What you will do:
For the records below, give the count of lines holding the word "counts" and nothing more.

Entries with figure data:
........
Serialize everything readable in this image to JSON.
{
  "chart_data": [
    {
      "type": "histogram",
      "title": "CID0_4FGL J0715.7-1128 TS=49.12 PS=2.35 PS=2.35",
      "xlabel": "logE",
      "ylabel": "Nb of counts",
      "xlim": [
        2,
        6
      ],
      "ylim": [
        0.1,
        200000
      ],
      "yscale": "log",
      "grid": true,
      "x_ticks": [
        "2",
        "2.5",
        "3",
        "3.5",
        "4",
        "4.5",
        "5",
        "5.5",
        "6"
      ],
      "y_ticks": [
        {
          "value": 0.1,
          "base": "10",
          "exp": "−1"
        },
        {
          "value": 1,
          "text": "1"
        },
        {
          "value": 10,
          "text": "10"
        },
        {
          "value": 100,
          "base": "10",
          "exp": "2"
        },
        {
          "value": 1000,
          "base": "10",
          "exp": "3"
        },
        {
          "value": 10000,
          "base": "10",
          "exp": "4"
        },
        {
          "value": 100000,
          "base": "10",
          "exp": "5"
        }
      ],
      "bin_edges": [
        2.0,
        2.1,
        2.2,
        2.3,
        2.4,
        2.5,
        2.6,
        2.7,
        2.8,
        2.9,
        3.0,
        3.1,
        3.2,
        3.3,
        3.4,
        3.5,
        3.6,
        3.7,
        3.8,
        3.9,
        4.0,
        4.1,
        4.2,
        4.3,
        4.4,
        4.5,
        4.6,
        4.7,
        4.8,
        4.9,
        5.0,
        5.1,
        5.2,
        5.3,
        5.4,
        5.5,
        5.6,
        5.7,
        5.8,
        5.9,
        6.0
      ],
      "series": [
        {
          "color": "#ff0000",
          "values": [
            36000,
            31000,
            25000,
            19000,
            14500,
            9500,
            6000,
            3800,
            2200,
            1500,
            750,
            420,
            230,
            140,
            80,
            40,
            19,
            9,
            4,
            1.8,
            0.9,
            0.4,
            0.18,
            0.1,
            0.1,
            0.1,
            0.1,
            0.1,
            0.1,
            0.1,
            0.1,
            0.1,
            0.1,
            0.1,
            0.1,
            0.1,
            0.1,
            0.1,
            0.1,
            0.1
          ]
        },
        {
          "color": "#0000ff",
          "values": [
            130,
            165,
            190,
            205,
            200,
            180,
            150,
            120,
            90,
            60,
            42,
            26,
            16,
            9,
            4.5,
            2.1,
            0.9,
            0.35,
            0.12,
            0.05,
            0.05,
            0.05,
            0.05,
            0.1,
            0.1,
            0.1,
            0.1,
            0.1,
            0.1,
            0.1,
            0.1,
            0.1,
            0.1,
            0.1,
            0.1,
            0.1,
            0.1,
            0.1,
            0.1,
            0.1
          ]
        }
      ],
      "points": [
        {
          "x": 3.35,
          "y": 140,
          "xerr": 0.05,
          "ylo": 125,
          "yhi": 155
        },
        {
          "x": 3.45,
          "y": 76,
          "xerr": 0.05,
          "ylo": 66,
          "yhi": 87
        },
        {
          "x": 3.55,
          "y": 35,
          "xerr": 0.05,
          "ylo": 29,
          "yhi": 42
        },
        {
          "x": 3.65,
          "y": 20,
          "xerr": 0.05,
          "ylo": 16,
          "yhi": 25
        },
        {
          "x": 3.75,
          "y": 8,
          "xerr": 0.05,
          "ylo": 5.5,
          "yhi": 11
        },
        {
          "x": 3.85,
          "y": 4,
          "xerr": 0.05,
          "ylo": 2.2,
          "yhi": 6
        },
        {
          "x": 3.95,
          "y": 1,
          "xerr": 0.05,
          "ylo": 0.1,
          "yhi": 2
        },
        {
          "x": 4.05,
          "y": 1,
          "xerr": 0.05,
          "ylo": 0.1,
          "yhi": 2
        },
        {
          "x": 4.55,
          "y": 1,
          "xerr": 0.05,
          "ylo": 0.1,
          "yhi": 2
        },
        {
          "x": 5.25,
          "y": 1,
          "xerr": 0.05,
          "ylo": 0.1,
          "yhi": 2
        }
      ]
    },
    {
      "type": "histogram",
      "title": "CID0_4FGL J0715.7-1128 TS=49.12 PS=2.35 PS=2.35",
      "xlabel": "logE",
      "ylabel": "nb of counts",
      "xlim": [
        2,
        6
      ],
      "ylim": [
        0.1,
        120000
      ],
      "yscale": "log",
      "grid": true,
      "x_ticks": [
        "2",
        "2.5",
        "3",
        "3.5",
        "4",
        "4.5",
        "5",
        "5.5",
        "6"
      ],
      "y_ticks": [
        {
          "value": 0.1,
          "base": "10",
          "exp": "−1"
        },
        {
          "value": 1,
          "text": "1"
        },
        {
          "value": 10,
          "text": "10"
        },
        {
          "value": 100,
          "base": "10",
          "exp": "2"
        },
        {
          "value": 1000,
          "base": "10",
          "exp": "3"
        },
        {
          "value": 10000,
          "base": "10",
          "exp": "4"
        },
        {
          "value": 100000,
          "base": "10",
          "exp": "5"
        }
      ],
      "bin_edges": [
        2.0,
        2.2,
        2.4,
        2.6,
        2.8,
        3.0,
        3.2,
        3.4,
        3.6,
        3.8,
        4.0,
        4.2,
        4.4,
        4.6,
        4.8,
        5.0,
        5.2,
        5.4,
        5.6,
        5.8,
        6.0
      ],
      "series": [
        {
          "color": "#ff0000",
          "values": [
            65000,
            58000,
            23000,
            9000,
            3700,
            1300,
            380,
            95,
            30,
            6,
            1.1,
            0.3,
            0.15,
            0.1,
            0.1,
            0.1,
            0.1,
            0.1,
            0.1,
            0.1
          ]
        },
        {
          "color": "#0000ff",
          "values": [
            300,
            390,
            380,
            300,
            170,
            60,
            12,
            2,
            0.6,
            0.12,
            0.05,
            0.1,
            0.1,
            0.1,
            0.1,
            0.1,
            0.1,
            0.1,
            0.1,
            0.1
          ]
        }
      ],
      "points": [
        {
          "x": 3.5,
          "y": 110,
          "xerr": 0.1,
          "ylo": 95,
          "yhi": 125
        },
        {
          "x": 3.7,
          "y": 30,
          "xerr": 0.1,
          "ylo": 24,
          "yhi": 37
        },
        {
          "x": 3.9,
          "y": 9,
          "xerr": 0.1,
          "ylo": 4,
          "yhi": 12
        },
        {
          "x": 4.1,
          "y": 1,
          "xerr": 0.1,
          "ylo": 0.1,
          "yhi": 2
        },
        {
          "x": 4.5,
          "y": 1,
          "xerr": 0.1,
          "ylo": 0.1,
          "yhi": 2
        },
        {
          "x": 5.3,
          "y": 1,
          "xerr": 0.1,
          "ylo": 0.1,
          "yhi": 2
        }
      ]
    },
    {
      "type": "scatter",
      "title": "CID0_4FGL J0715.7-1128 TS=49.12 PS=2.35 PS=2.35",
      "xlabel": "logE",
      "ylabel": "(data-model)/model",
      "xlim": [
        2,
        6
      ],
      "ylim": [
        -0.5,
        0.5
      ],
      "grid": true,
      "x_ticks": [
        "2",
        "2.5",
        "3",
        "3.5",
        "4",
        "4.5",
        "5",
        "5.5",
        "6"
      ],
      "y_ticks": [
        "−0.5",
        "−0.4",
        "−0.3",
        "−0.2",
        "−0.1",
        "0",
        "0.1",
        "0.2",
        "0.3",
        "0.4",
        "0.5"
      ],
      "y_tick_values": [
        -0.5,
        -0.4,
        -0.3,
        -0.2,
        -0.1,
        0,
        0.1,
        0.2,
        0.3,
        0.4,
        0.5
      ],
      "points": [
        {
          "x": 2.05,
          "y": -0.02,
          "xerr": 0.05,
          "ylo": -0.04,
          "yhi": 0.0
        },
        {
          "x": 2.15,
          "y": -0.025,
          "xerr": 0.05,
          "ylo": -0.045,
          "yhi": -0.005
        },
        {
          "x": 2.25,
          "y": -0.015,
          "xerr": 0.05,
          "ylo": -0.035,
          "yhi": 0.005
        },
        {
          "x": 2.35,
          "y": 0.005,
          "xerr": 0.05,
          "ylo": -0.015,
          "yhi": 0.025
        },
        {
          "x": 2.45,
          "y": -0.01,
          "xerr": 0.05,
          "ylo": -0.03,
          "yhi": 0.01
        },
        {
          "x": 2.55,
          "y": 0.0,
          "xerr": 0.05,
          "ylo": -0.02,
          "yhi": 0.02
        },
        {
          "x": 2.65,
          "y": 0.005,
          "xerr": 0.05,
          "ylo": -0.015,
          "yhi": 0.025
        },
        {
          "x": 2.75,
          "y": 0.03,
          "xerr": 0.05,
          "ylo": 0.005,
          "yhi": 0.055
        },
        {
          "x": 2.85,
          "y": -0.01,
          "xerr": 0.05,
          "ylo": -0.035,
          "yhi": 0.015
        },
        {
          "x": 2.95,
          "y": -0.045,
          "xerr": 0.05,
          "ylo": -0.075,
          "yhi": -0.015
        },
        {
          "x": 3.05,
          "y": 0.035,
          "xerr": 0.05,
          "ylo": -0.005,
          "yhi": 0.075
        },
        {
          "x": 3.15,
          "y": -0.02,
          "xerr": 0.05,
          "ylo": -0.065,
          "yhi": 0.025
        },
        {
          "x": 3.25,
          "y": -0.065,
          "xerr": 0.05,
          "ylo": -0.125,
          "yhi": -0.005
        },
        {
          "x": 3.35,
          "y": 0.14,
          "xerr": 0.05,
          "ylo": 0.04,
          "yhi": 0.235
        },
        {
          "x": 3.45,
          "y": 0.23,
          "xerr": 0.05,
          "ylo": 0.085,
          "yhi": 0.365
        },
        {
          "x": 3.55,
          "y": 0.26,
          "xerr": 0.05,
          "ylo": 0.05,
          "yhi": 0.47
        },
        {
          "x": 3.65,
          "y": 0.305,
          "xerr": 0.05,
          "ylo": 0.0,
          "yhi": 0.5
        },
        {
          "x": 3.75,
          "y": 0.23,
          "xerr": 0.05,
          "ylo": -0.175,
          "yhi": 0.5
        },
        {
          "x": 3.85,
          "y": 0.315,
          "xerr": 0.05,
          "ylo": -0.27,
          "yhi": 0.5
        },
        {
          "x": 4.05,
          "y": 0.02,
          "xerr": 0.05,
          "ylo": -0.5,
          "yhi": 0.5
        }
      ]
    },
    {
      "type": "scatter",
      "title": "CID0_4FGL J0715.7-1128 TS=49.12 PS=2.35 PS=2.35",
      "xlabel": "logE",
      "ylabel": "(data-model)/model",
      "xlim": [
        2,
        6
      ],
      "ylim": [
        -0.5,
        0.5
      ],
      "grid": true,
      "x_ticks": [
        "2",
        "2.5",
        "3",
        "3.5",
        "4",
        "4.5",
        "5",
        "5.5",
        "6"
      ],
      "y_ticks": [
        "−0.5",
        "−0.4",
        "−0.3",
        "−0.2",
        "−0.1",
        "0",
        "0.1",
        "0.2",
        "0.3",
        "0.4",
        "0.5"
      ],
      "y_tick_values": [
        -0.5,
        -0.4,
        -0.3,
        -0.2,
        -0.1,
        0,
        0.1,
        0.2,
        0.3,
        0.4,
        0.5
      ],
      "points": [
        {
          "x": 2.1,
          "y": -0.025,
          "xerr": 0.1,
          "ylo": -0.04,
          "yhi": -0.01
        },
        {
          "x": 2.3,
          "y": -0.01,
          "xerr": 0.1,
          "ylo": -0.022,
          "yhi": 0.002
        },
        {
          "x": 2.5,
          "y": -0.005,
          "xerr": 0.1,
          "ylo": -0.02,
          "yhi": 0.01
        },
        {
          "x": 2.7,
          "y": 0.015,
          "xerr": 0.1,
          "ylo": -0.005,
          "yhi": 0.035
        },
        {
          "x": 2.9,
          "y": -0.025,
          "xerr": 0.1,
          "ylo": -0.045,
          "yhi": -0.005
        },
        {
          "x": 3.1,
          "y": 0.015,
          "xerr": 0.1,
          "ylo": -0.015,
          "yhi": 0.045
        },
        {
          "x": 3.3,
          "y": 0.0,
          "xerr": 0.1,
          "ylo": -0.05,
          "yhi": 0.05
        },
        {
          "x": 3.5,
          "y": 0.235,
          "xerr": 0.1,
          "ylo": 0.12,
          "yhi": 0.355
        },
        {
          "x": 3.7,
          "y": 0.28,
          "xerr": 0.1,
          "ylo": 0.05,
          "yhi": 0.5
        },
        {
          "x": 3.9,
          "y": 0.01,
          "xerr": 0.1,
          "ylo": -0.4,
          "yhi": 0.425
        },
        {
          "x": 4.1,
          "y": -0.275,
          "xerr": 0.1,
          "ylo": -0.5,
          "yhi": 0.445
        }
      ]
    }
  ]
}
........
Complete answer:
2